(DIRECTIONS FOR THIS TASK) Present every line in which the string "type" appears.

_ _ _ _ _

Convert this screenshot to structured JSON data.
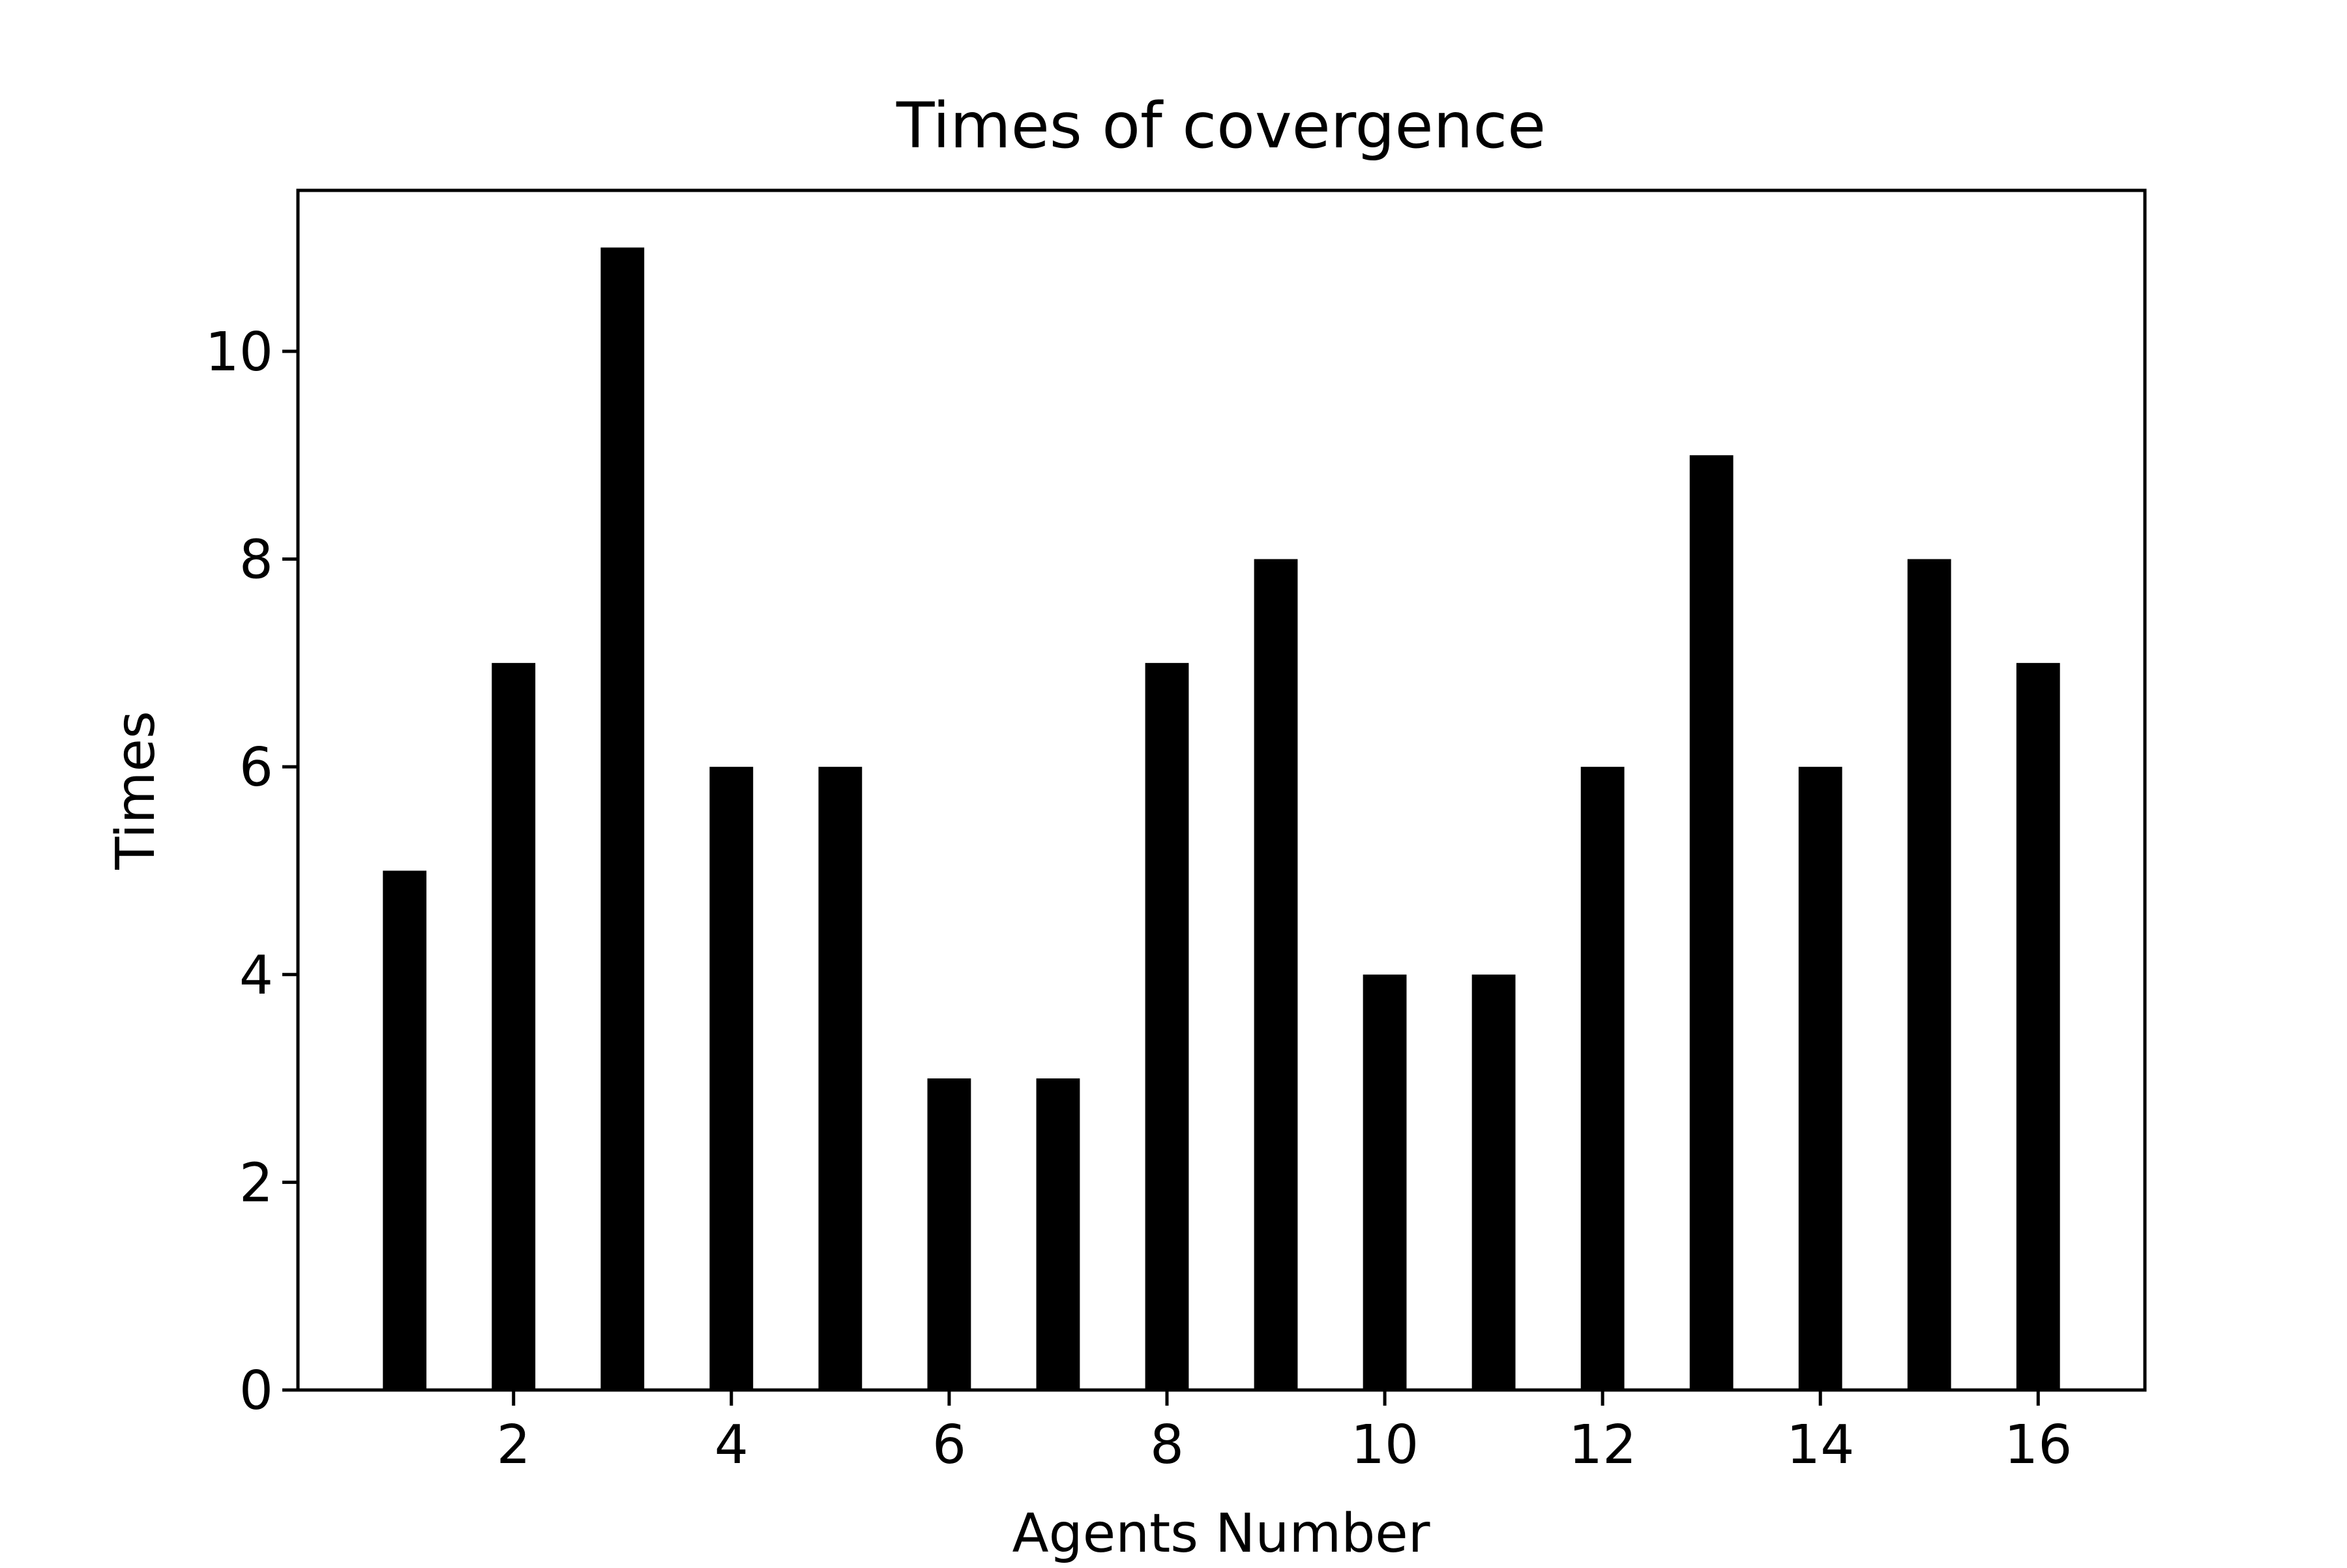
{
  "chart_data": {
    "type": "bar",
    "title": "Times of covergence",
    "xlabel": "Agents Number",
    "ylabel": "Times",
    "categories": [
      1,
      2,
      3,
      4,
      5,
      6,
      7,
      8,
      9,
      10,
      11,
      12,
      13,
      14,
      15,
      16
    ],
    "values": [
      5,
      7,
      11,
      6,
      6,
      3,
      3,
      7,
      8,
      4,
      4,
      6,
      9,
      6,
      8,
      7
    ],
    "xlim": [
      0.02,
      16.98
    ],
    "ylim": [
      0,
      11.55
    ],
    "x_ticks": [
      2,
      4,
      6,
      8,
      10,
      12,
      14,
      16
    ],
    "y_ticks": [
      0,
      2,
      4,
      6,
      8,
      10
    ],
    "bar_width": 0.4,
    "bar_color": "#000000",
    "grid": false,
    "legend": "none"
  }
}
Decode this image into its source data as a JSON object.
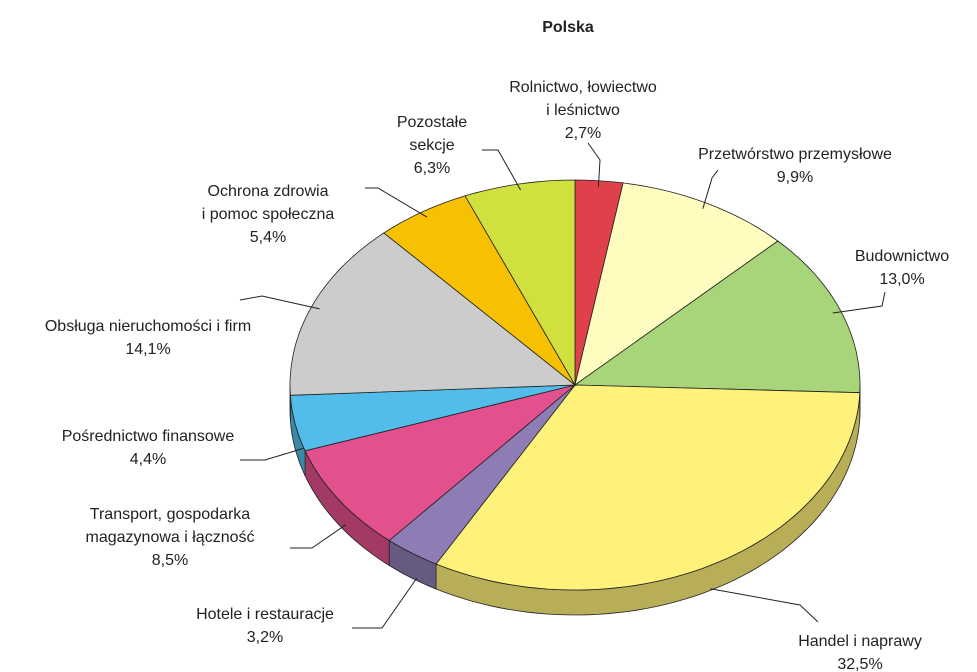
{
  "chart_data": {
    "type": "pie3d",
    "title": "Polska",
    "categories": [
      [
        "Rolnictwo, łowiectwo",
        "i leśnictwo"
      ],
      [
        "Przetwórstwo przemysłowe"
      ],
      [
        "Budownictwo"
      ],
      [
        "Handel i naprawy"
      ],
      [
        "Hotele i restauracje"
      ],
      [
        "Transport, gospodarka",
        "magazynowa i łączność"
      ],
      [
        "Pośrednictwo finansowe"
      ],
      [
        "Obsługa nieruchomości i firm"
      ],
      [
        "Ochrona zdrowia",
        "i pomoc społeczna"
      ],
      [
        "Pozostałe",
        "sekcje"
      ]
    ],
    "values": [
      2.7,
      9.9,
      13.0,
      32.5,
      3.2,
      8.5,
      4.4,
      14.1,
      5.4,
      6.3
    ],
    "value_labels": [
      "2,7%",
      "9,9%",
      "13,0%",
      "32,5%",
      "3,2%",
      "8,5%",
      "4,4%",
      "14,1%",
      "5,4%",
      "6,3%"
    ],
    "colors": [
      "#e0404a",
      "#fffcc0",
      "#a8d47a",
      "#fff27a",
      "#8e7cb5",
      "#e2508e",
      "#52bdea",
      "#cccccc",
      "#f7c000",
      "#d0e03e"
    ]
  }
}
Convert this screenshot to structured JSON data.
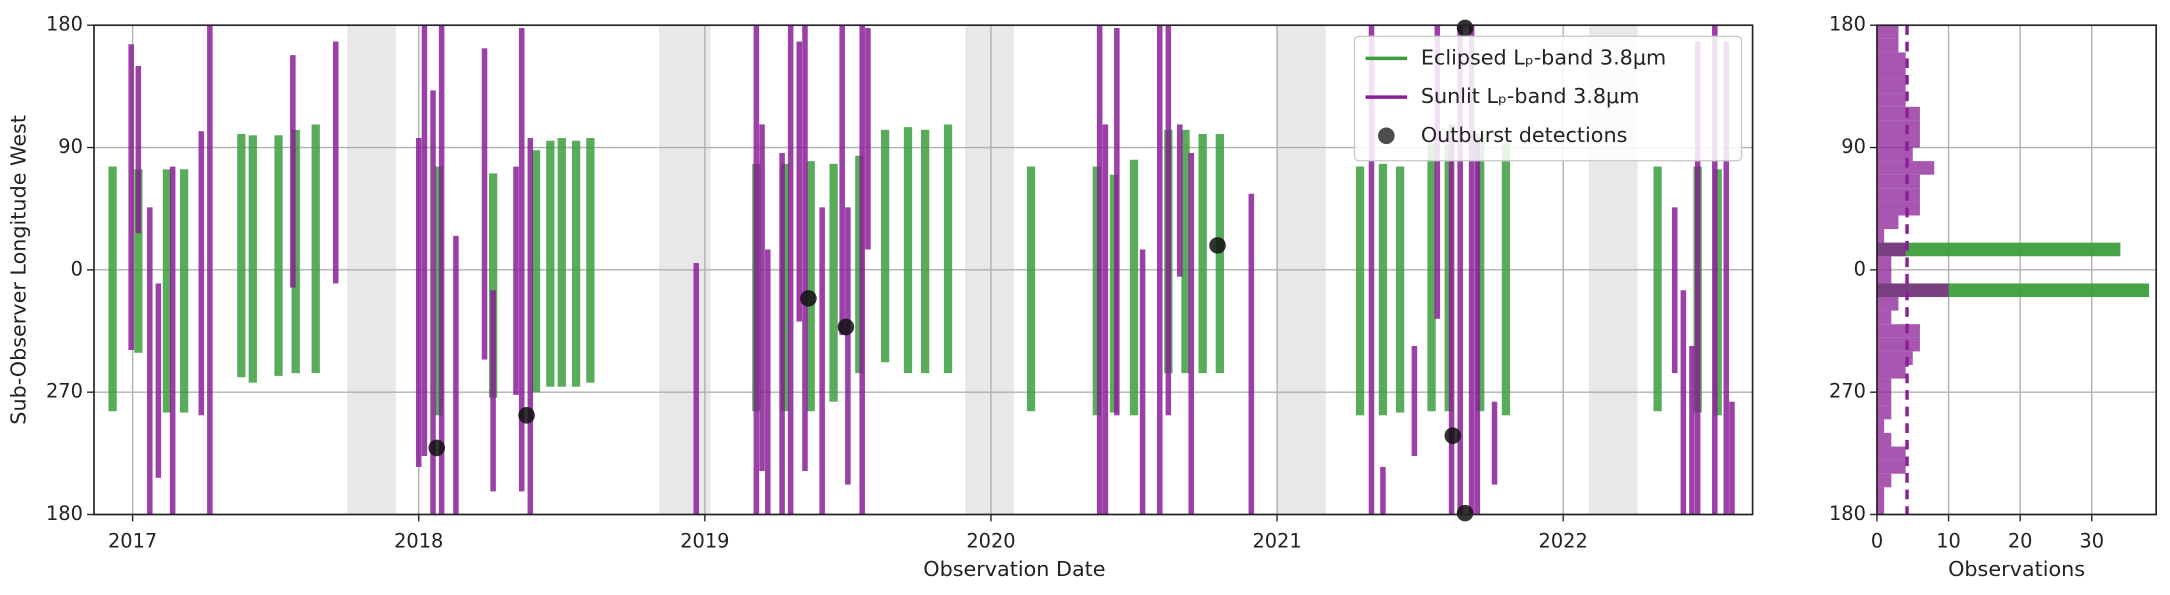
{
  "chart_data": [
    {
      "type": "range",
      "xlabel": "Observation Date",
      "ylabel": "Sub-Observer Longitude West",
      "xlim": [
        2016.865,
        2022.662
      ],
      "xticks": [
        2017,
        2018,
        2019,
        2020,
        2021,
        2022
      ],
      "ylim": [
        -180,
        180
      ],
      "yticks": [
        {
          "value": -180,
          "label": "180"
        },
        {
          "value": -90,
          "label": "270"
        },
        0,
        90,
        180
      ],
      "grid": true,
      "legend": "upper right",
      "shaded_spans": [
        [
          2017.75,
          2017.92
        ],
        [
          2018.84,
          2019.02
        ],
        [
          2019.91,
          2020.08
        ],
        [
          2021.0,
          2021.17
        ],
        [
          2022.09,
          2022.26
        ]
      ],
      "series": [
        {
          "name": "Eclipsed Lₚ-band 3.8μm",
          "mark": "range",
          "color": "#3c9e3c",
          "x": [
            2016.93,
            2017.02,
            2017.12,
            2017.18,
            2017.38,
            2017.42,
            2017.51,
            2017.57,
            2017.64,
            2018.07,
            2018.26,
            2018.41,
            2018.46,
            2018.5,
            2018.55,
            2018.6,
            2019.18,
            2019.28,
            2019.37,
            2019.45,
            2019.54,
            2019.63,
            2019.71,
            2019.77,
            2019.85,
            2020.14,
            2020.37,
            2020.43,
            2020.5,
            2020.62,
            2020.68,
            2020.74,
            2020.8,
            2021.29,
            2021.37,
            2021.43,
            2021.54,
            2021.6,
            2021.71,
            2021.8,
            2022.33,
            2022.47,
            2022.54
          ],
          "high": [
            76,
            74,
            74,
            74,
            100,
            99,
            99,
            103,
            107,
            76,
            71,
            88,
            95,
            97,
            95,
            97,
            78,
            78,
            80,
            78,
            84,
            103,
            105,
            103,
            107,
            76,
            76,
            70,
            81,
            103,
            103,
            100,
            100,
            76,
            78,
            76,
            93,
            93,
            100,
            93,
            76,
            76,
            74
          ],
          "low": [
            -104,
            -61,
            -105,
            -105,
            -79,
            -83,
            -78,
            -76,
            -76,
            -107,
            -94,
            -90,
            -86,
            -86,
            -86,
            -83,
            -104,
            -104,
            -104,
            -97,
            -76,
            -68,
            -76,
            -76,
            -76,
            -104,
            -107,
            -105,
            -107,
            -76,
            -76,
            -76,
            -76,
            -107,
            -107,
            -105,
            -104,
            -104,
            -104,
            -107,
            -104,
            -105,
            -107
          ]
        },
        {
          "name": "Sunlit Lₚ-band 3.8μm",
          "mark": "range",
          "color": "#8a1f96",
          "x": [
            2016.995,
            2017.02,
            2017.06,
            2017.09,
            2017.14,
            2017.24,
            2017.27,
            2017.56,
            2017.71,
            2018.0,
            2018.02,
            2018.05,
            2018.08,
            2018.13,
            2018.23,
            2018.26,
            2018.34,
            2018.36,
            2018.39,
            2018.97,
            2019.18,
            2019.2,
            2019.22,
            2019.27,
            2019.3,
            2019.33,
            2019.35,
            2019.41,
            2019.48,
            2019.5,
            2019.55,
            2019.57,
            2020.38,
            2020.4,
            2020.44,
            2020.53,
            2020.59,
            2020.62,
            2020.66,
            2020.7,
            2020.91,
            2021.33,
            2021.37,
            2021.48,
            2021.56,
            2021.61,
            2021.64,
            2021.68,
            2021.7,
            2021.76,
            2022.39,
            2022.42,
            2022.45,
            2022.47,
            2022.53,
            2022.57,
            2022.59
          ],
          "high": [
            166,
            150,
            46,
            -10,
            76,
            102,
            180,
            158,
            168,
            97,
            180,
            132,
            180,
            25,
            163,
            -15,
            76,
            178,
            97,
            5,
            180,
            107,
            15,
            86,
            180,
            168,
            180,
            46,
            180,
            46,
            180,
            178,
            180,
            107,
            178,
            15,
            180,
            180,
            107,
            86,
            56,
            180,
            -145,
            -56,
            180,
            107,
            180,
            180,
            97,
            -97,
            46,
            -15,
            -56,
            168,
            180,
            168,
            -97
          ],
          "low": [
            -59,
            27,
            -180,
            -153,
            -180,
            -107,
            -180,
            -13,
            -10,
            -145,
            -137,
            -180,
            -180,
            -180,
            -66,
            -163,
            -92,
            -163,
            -180,
            -180,
            -180,
            -148,
            -180,
            -180,
            -180,
            -38,
            -148,
            -180,
            -48,
            -158,
            -180,
            15,
            -180,
            -180,
            -107,
            -180,
            -180,
            -107,
            -5,
            -180,
            -180,
            -180,
            -180,
            -137,
            -36,
            -180,
            -180,
            -180,
            -180,
            -158,
            -76,
            -180,
            -180,
            -180,
            -180,
            -180,
            -180
          ]
        },
        {
          "name": "Outburst detections",
          "mark": "point",
          "color": "#111111",
          "x": [
            2018.063,
            2018.377,
            2019.362,
            2019.493,
            2020.792,
            2021.614,
            2021.657,
            2021.657
          ],
          "values": [
            -131,
            -107,
            -21,
            -42,
            18,
            -122,
            178,
            -179
          ]
        }
      ]
    },
    {
      "type": "histogram_h",
      "xlabel": "Observations",
      "xlim": [
        0,
        39
      ],
      "xticks": [
        0,
        10,
        20,
        30
      ],
      "ylim": [
        -180,
        180
      ],
      "yticks": [
        {
          "value": -180,
          "label": "180"
        },
        {
          "value": -90,
          "label": "270"
        },
        0,
        90,
        180
      ],
      "grid": true,
      "bins": [
        -180,
        -170,
        -160,
        -150,
        -140,
        -130,
        -120,
        -110,
        -100,
        -90,
        -80,
        -70,
        -60,
        -50,
        -40,
        -30,
        -20,
        -10,
        0,
        10,
        20,
        30,
        40,
        50,
        60,
        70,
        80,
        90,
        100,
        110,
        120,
        130,
        140,
        150,
        160,
        170,
        180
      ],
      "series": [
        {
          "color": "#3c9e3c",
          "values": [
            0,
            0,
            0,
            0,
            0,
            0,
            0,
            0,
            0,
            0,
            0,
            0,
            0,
            0,
            0,
            0,
            38,
            0,
            0,
            34,
            0,
            0,
            0,
            0,
            0,
            0,
            0,
            0,
            0,
            0,
            0,
            0,
            0,
            0,
            0,
            0
          ]
        },
        {
          "color": "#8a1f96",
          "values": [
            1,
            1,
            2,
            4,
            4,
            2,
            1,
            2,
            2,
            2,
            4,
            5,
            6,
            6,
            2,
            3,
            10,
            2,
            2,
            4,
            1,
            3,
            6,
            6,
            6,
            8,
            5,
            6,
            6,
            6,
            4,
            4,
            4,
            4,
            3,
            3
          ]
        }
      ],
      "reference_line": 4.2,
      "reference_color": "#8a1f96"
    }
  ]
}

_ _ _ _ _

(WRITTEN SOLUTION)
    "type": "bar",
    "type": "pie3d",
      "type": "range",
      "type": "histogram_h",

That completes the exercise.